_Task_
Search the data below for "separation"; list each line that holds it.

_Available records_
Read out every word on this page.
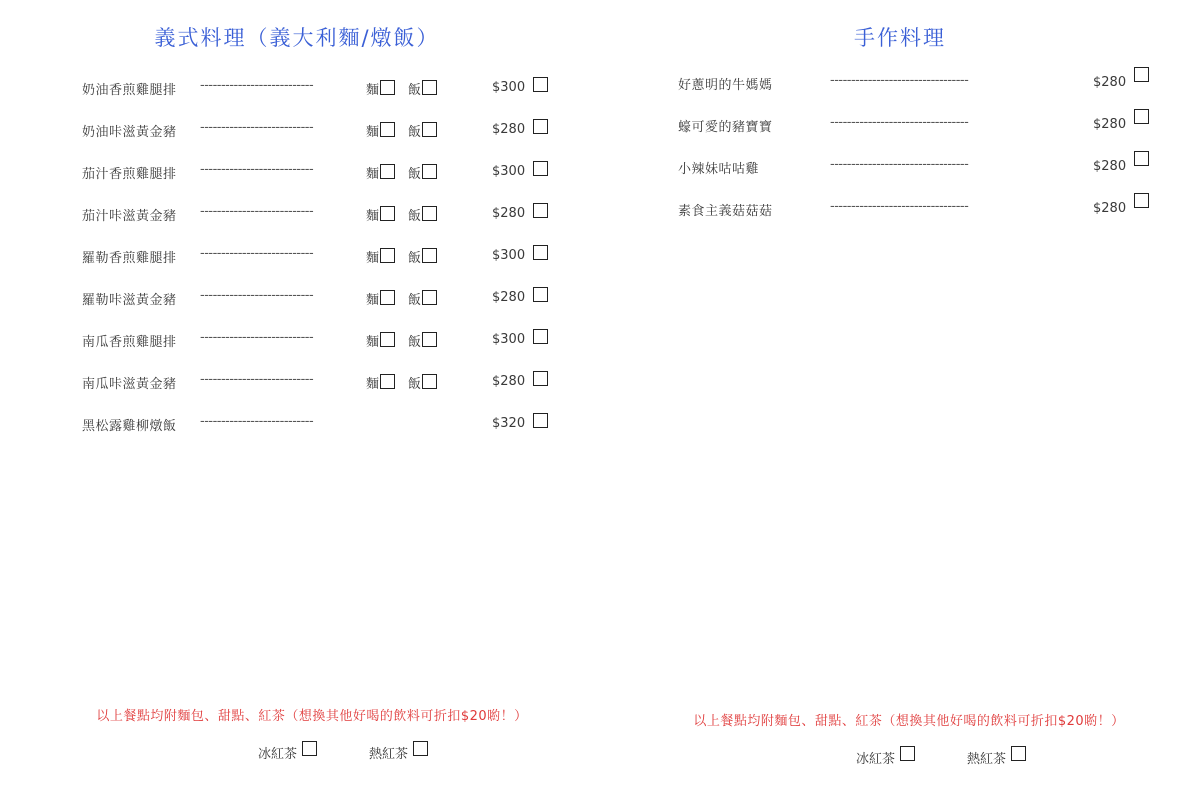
義式料理（義大利麵/燉飯）
奶油香煎雞腿排 ---------------------------	麵	飯	$300
奶油咔滋黃金豬 ---------------------------	麵	飯	$280
茄汁香煎雞腿排 ---------------------------	麵	飯	$300
茄汁咔滋黃金豬 ---------------------------	麵	飯	$280
羅勒香煎雞腿排 ---------------------------	麵	飯	$300
羅勒咔滋黃金豬 ---------------------------	麵	飯	$280
南瓜香煎雞腿排 ---------------------------	麵	飯	$300
南瓜咔滋黃金豬 ---------------------------	麵	飯	$280
黑松露雞柳燉飯 ---------------------------	$320
以上餐點均附麵包、甜點、紅茶（想換其他好喝的飲料可折扣$20喲！）
冰紅茶	熱紅茶
手作料理
好蔥明的牛媽媽	---------------------------------	$280
蠔可愛的豬寶寶	---------------------------------	$280
小辣妹咕咕雞	---------------------------------	$280
素食主義菇菇菇	---------------------------------	$280
以上餐點均附麵包、甜點、紅茶（想換其他好喝的飲料可折扣$20喲！）
冰紅茶	熱紅茶
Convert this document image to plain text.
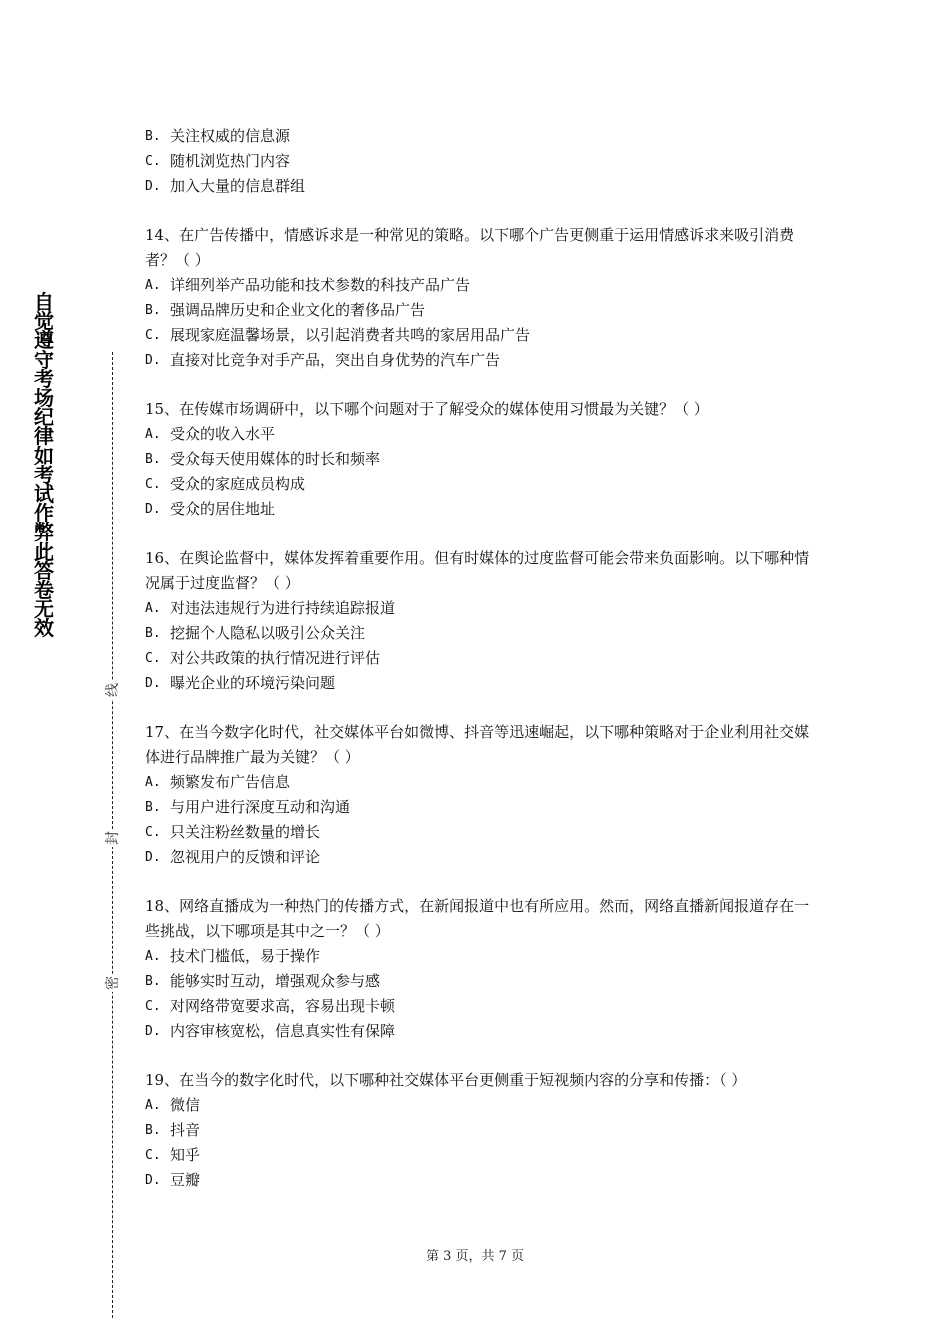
自觉遵守考场纪律如考试作弊此答卷无效
线
封
密
B. 关注权威的信息源
C. 随机浏览热门内容
D. 加入大量的信息群组
14、在广告传播中，情感诉求是一种常见的策略。以下哪个广告更侧重于运用情感诉求来吸引消费者？（ ）
A. 详细列举产品功能和技术参数的科技产品广告
B. 强调品牌历史和企业文化的奢侈品广告
C. 展现家庭温馨场景，以引起消费者共鸣的家居用品广告
D. 直接对比竞争对手产品，突出自身优势的汽车广告
15、在传媒市场调研中，以下哪个问题对于了解受众的媒体使用习惯最为关键？（ ）
A. 受众的收入水平
B. 受众每天使用媒体的时长和频率
C. 受众的家庭成员构成
D. 受众的居住地址
16、在舆论监督中，媒体发挥着重要作用。但有时媒体的过度监督可能会带来负面影响。以下哪种情况属于过度监督？（ ）
A. 对违法违规行为进行持续追踪报道
B. 挖掘个人隐私以吸引公众关注
C. 对公共政策的执行情况进行评估
D. 曝光企业的环境污染问题
17、在当今数字化时代，社交媒体平台如微博、抖音等迅速崛起，以下哪种策略对于企业利用社交媒体进行品牌推广最为关键？（ ）
A. 频繁发布广告信息
B. 与用户进行深度互动和沟通
C. 只关注粉丝数量的增长
D. 忽视用户的反馈和评论
18、网络直播成为一种热门的传播方式，在新闻报道中也有所应用。然而，网络直播新闻报道存在一些挑战，以下哪项是其中之一？（ ）
A. 技术门槛低，易于操作
B. 能够实时互动，增强观众参与感
C. 对网络带宽要求高，容易出现卡顿
D. 内容审核宽松，信息真实性有保障
19、在当今的数字化时代，以下哪种社交媒体平台更侧重于短视频内容的分享和传播：（ ）
A. 微信
B. 抖音
C. 知乎
D. 豆瓣
第 3 页，共 7 页
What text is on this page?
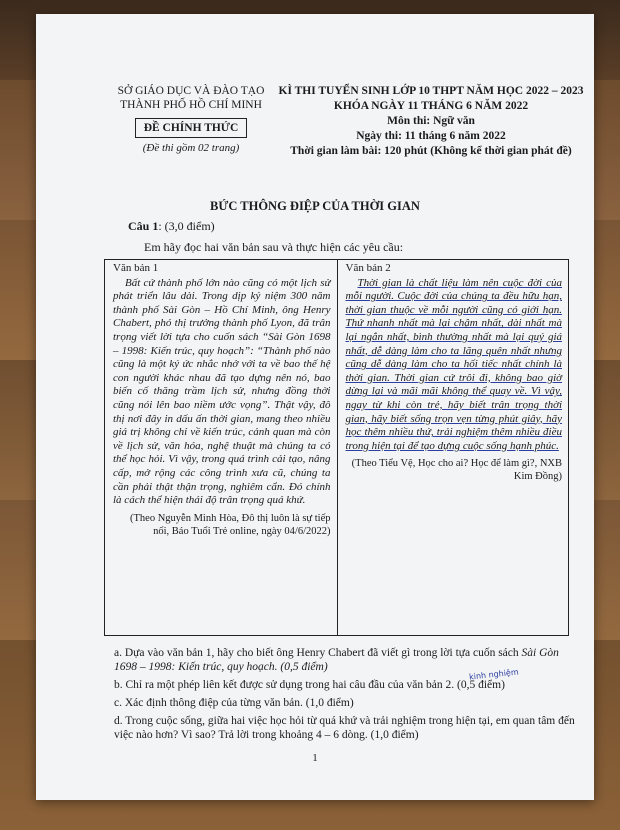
SỞ GIÁO DỤC VÀ ĐÀO TẠO
THÀNH PHỐ HỒ CHÍ MINH
ĐỀ CHÍNH THỨC
(Đề thi gồm 02 trang)
KÌ THI TUYỂN SINH LỚP 10 THPT NĂM HỌC 2022 – 2023
KHÓA NGÀY 11 THÁNG 6 NĂM 2022
Môn thi: Ngữ văn
Ngày thi: 11 tháng 6 năm 2022
Thời gian làm bài: 120 phút (Không kể thời gian phát đề)
BỨC THÔNG ĐIỆP CỦA THỜI GIAN
Câu 1: (3,0 điểm)
Em hãy đọc hai văn bản sau và thực hiện các yêu cầu:
Văn bản 1
Bất cứ thành phố lớn nào cũng có một lịch sử phát triển lâu dài. Trong dịp kỷ niệm 300 năm thành phố Sài Gòn – Hồ Chí Minh, ông Henry Chabert, phó thị trưởng thành phố Lyon, đã trân trọng viết lời tựa cho cuốn sách “Sài Gòn 1698 – 1998: Kiến trúc, quy hoạch”: “Thành phố nào cũng là một ký ức nhắc nhở với ta về bao thế hệ con người khác nhau đã tạo dựng nên nó, bao biến cố thăng trầm lịch sử, nhưng đồng thời cũng nói lên bao niềm ước vọng”. Thật vậy, đô thị nơi đây in dấu ấn thời gian, mang theo nhiều giá trị không chỉ về kiến trúc, cảnh quan mà còn về lịch sử, văn hóa, nghệ thuật mà chúng ta có thể học hỏi. Vì vậy, trong quá trình cải tạo, nâng cấp, mở rộng các công trình xưa cũ, chúng ta cần phải thật thận trọng, nghiêm cẩn. Đó chính là cách thể hiện thái độ trân trọng quá khứ.
(Theo Nguyễn Minh Hòa, Đô thị luôn là sự tiếp nối, Báo Tuổi Trẻ online, ngày 04/6/2022)
Văn bản 2
Thời gian là chất liệu làm nên cuộc đời của mỗi người. Cuộc đời của chúng ta đều hữu hạn, thời gian thuộc về mỗi người cũng có giới hạn. Thứ nhanh nhất mà lại chậm nhất, dài nhất mà lại ngắn nhất, bình thường nhất mà lại quý giá nhất, dễ dàng làm cho ta lãng quên nhất nhưng cũng dễ dàng làm cho ta hối tiếc nhất chính là thời gian. Thời gian cứ trôi đi, không bao giờ dừng lại và mãi mãi không thể quay về. Vì vậy, ngay từ khi còn trẻ, hãy biết trân trọng thời gian, hãy biết sống trọn vẹn từng phút giây, hãy học thêm nhiều thứ, trải nghiệm thêm nhiều điều trong hiện tại để tạo dựng cuộc sống hạnh phúc.
(Theo Tiểu Vệ, Học cho ai? Học để làm gì?, NXB Kim Đồng)

a. Dựa vào văn bản 1, hãy cho biết ông Henry Chabert đã viết gì trong lời tựa cuốn sách Sài Gòn 1698 – 1998: Kiến trúc, quy hoạch. (0,5 điểm)

b. Chỉ ra một phép liên kết được sử dụng trong hai câu đầu của văn bản 2. (0,5 điểm)

c. Xác định thông điệp của từng văn bản. (1,0 điểm)

d. Trong cuộc sống, giữa hai việc học hỏi từ quá khứ và trải nghiệm trong hiện tại, em quan tâm đến việc nào hơn? Vì sao? Trả lời trong khoảng 4 – 6 dòng. (1,0 điểm)

kinh nghiệm
1
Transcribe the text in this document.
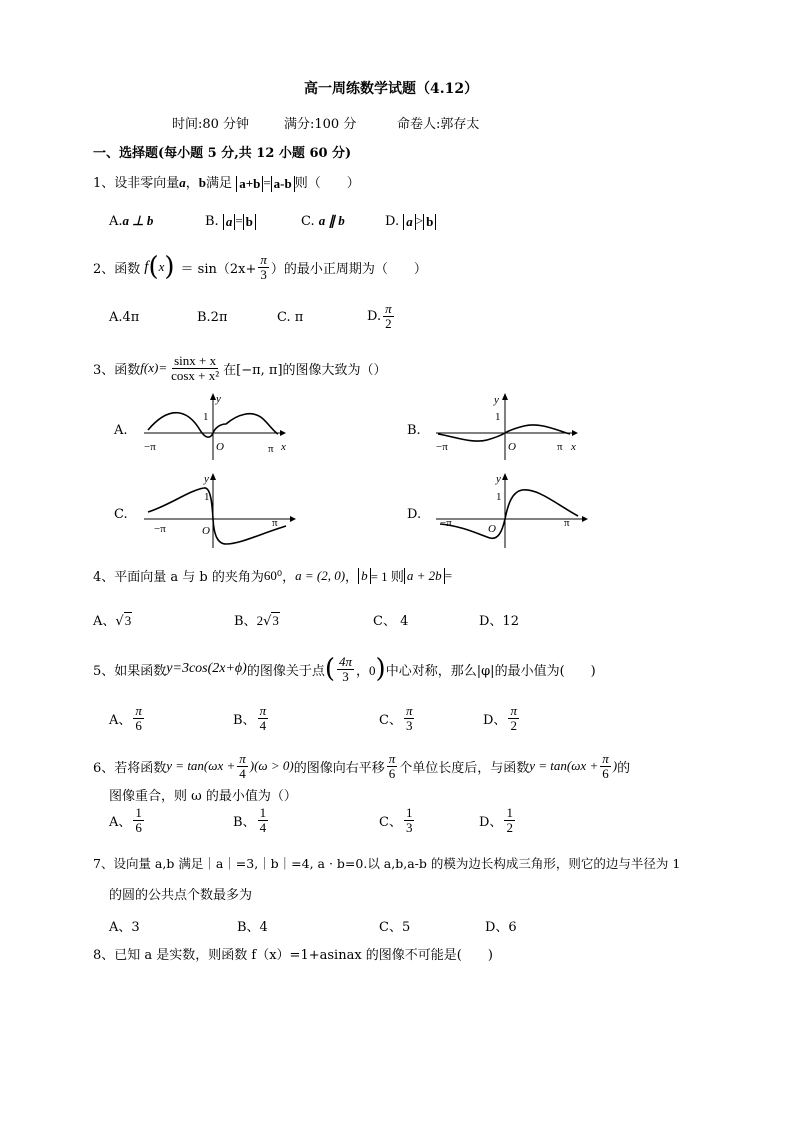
高一周练数学试题（4.12）
时间:80 分钟	满分:100 分	命卷人:郭存太
一、选择题(每小题 5 分,共 12 小题 60 分)
1、设非零向量a，b满足 a+b = a-b 则（　　）
A.a ⊥ b	B. a = b	C. a ∥ b	D. a > b
2、函数 f ( x ) ＝ $\sin(2x+ \frac{\pi}{3}$ ）的最小正周期为（　　）
A.4π	B.2π	C. π	D. $\frac{\pi}{2}$
3、函数 $f(x)= \frac{\sin x + x}{\text{cosx + x²}}$ 在[−π, π]的图像大致为（）
A.
y
1
−π	O	π x
B.
y
1
−π	O	π x
C.
y
1
−π	O
π
D.
y
1
−π	O	π
4、平面向量 a 与 b 的夹角为 60⁰ ， a = (2, 0) ， b = 1 则 a + 2b =
A、√3	B、2√3	C、 4	D、12
5、如果函数 y=3cos(2x+ϕ) 的图像关于点 ( $\frac{4\pi}{3}$ ，0 ) 中心对称，那么|φ|的最小值为(　　)
A、 $\frac{\pi}{6}$	B、 $\frac{\pi}{4}$	C、 $\frac{\pi}{3}$	D、 $\frac{\pi}{2}$
6、若将函数 $y = \tan(\omega x + \frac{\pi}{4} )(\omega > 0)$ 的图像向右平移 $\frac{\pi}{6}$ 个单位长度后，与函数 $y = \tan(\omega x + \frac{\pi}{6}$ ) 的
图像重合，则 ω 的最小值为（）
A、 $\frac{1}{6}$	B、 $\frac{1}{4}$	C、 $\frac{1}{3}$	D、 $\frac{1}{2}$
7、设向量 a,b 满足｜a｜=3,｜b｜=4, a · b=0.以 a,b,a-b 的模为边长构成三角形，则它的边与半径为 1
的圆的公共点个数最多为
A、3	B、4	C、5	D、6
8、已知 a 是实数，则函数 f（x）=1+asinax 的图像不可能是(　　)
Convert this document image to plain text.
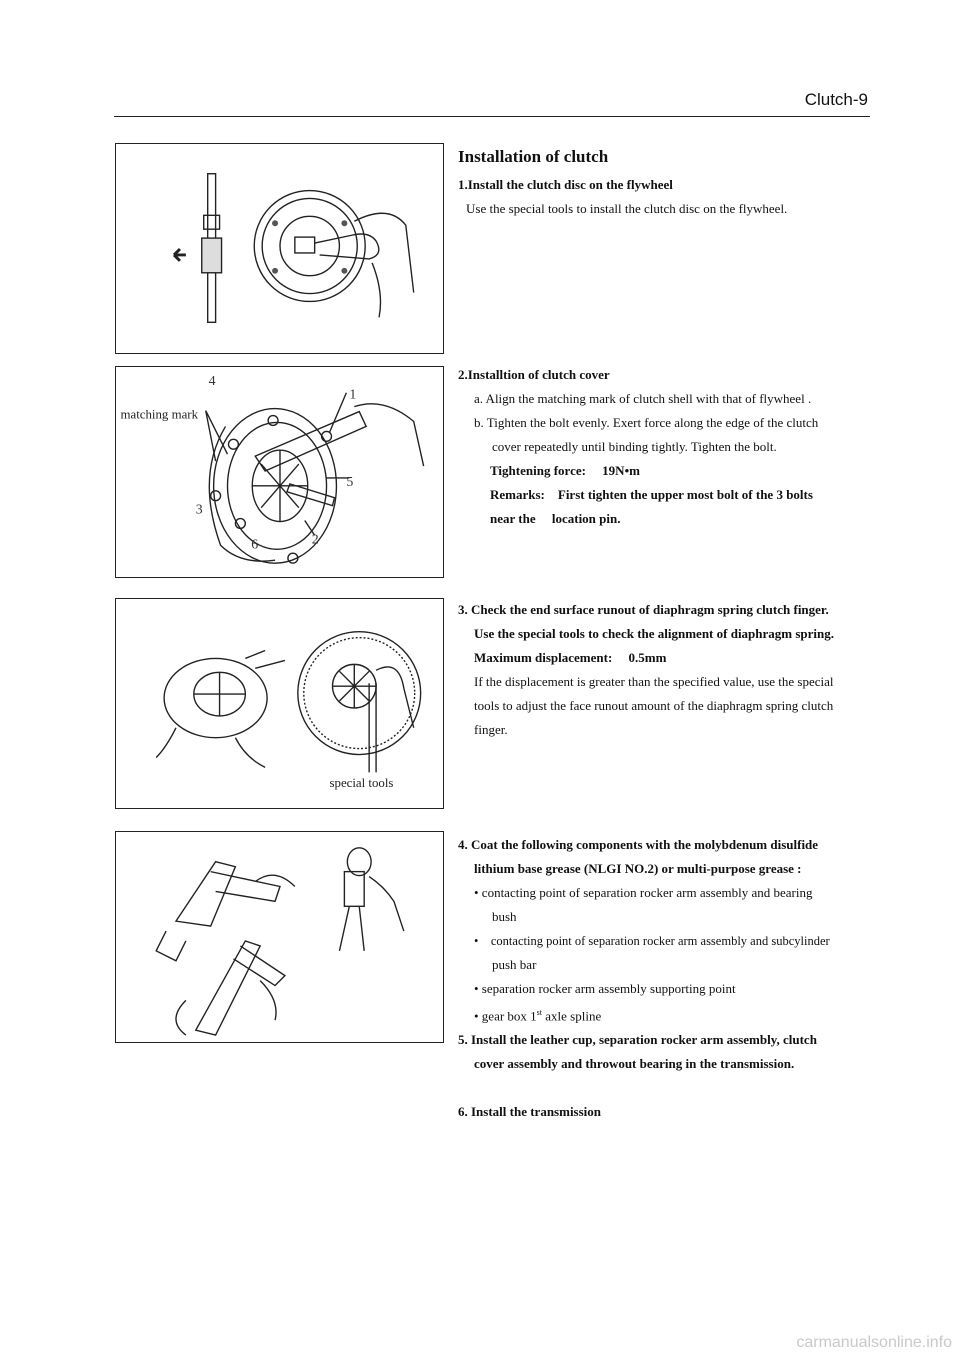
Clutch-9
Installation of clutch
1.Install the clutch disc on the flywheel
Use the special tools to install the clutch disc on the flywheel.
matching mark
1
2
3
4
5
6
2.Installtion of clutch cover
a. Align the matching mark of clutch shell with that of flywheel .
b. Tighten the bolt evenly. Exert force along the edge of the clutch
cover repeatedly until binding tightly. Tighten the bolt.
Tightening force:　 19N•m
Remarks:　First tighten the upper most bolt of the 3 bolts
near the 　location pin.
special tools
3. Check the end surface runout of diaphragm spring clutch finger.
Use the special tools to check the alignment of diaphragm spring.
Maximum displacement:　 0.5mm
If the displacement is greater than the specified value, use the special
tools to adjust the face runout amount of the diaphragm spring clutch
finger.
4. Coat the following components with the molybdenum disulfide
lithium base grease (NLGI NO.2) or multi-purpose grease :
• contacting point of separation rocker arm assembly and bearing
bush
•　contacting point of separation rocker arm assembly and subcylinder
push bar
• separation rocker arm assembly supporting point
• gear box 1st axle spline
5. Install the leather cup, separation rocker arm assembly, clutch
cover assembly and throwout bearing in the transmission.
6. Install the transmission
carmanualsonline.info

_Completed exercise_
• contacting point of separation rocker arm assembly and bearing
•　contacting point of separation rocker arm assembly and subcylinder
• separation rocker arm assembly supporting point
5. Install the leather cup, separation rocker arm assembly, clutch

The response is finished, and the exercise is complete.